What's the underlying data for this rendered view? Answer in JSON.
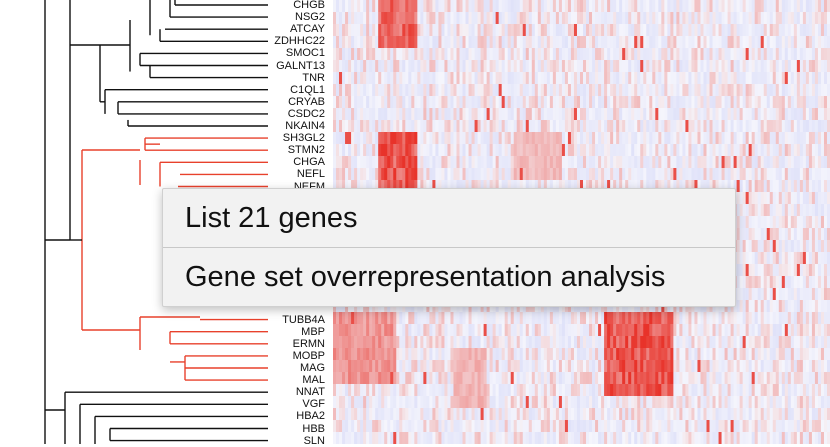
{
  "genes": [
    {
      "name": "CHGB",
      "group": "top"
    },
    {
      "name": "NSG2",
      "group": "top"
    },
    {
      "name": "ATCAY",
      "group": "top"
    },
    {
      "name": "ZDHHC22",
      "group": "top"
    },
    {
      "name": "SMOC1",
      "group": "top"
    },
    {
      "name": "GALNT13",
      "group": "top"
    },
    {
      "name": "TNR",
      "group": "top"
    },
    {
      "name": "C1QL1",
      "group": "top"
    },
    {
      "name": "CRYAB",
      "group": "top"
    },
    {
      "name": "CSDC2",
      "group": "top"
    },
    {
      "name": "NKAIN4",
      "group": "top"
    },
    {
      "name": "SH3GL2",
      "group": "selected"
    },
    {
      "name": "STMN2",
      "group": "selected"
    },
    {
      "name": "CHGA",
      "group": "selected"
    },
    {
      "name": "NEFL",
      "group": "selected"
    },
    {
      "name": "NEFM",
      "group": "selected"
    },
    {
      "name": "TUBB4A",
      "group": "selected"
    },
    {
      "name": "MBP",
      "group": "selected"
    },
    {
      "name": "ERMN",
      "group": "selected"
    },
    {
      "name": "MOBP",
      "group": "selected"
    },
    {
      "name": "MAG",
      "group": "selected"
    },
    {
      "name": "MAL",
      "group": "selected"
    },
    {
      "name": "NNAT",
      "group": "bottom"
    },
    {
      "name": "VGF",
      "group": "bottom"
    },
    {
      "name": "HBA2",
      "group": "bottom"
    },
    {
      "name": "HBB",
      "group": "bottom"
    },
    {
      "name": "SLN",
      "group": "bottom"
    }
  ],
  "context_menu": {
    "items": [
      {
        "label": "List 21 genes"
      },
      {
        "label": "Gene set overrepresentation analysis"
      }
    ]
  },
  "colors": {
    "selected_branch": "#e8412c",
    "branch": "#111111",
    "heat_high": "#e8332a",
    "heat_low": "#c9cdf6"
  }
}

• [Instructions to follow] Which lines above carry the string "label"? Copy those lines.

• [Output for this task]
        "label": "List 21 genes"
        "label": "Gene set overrepresentation analysis"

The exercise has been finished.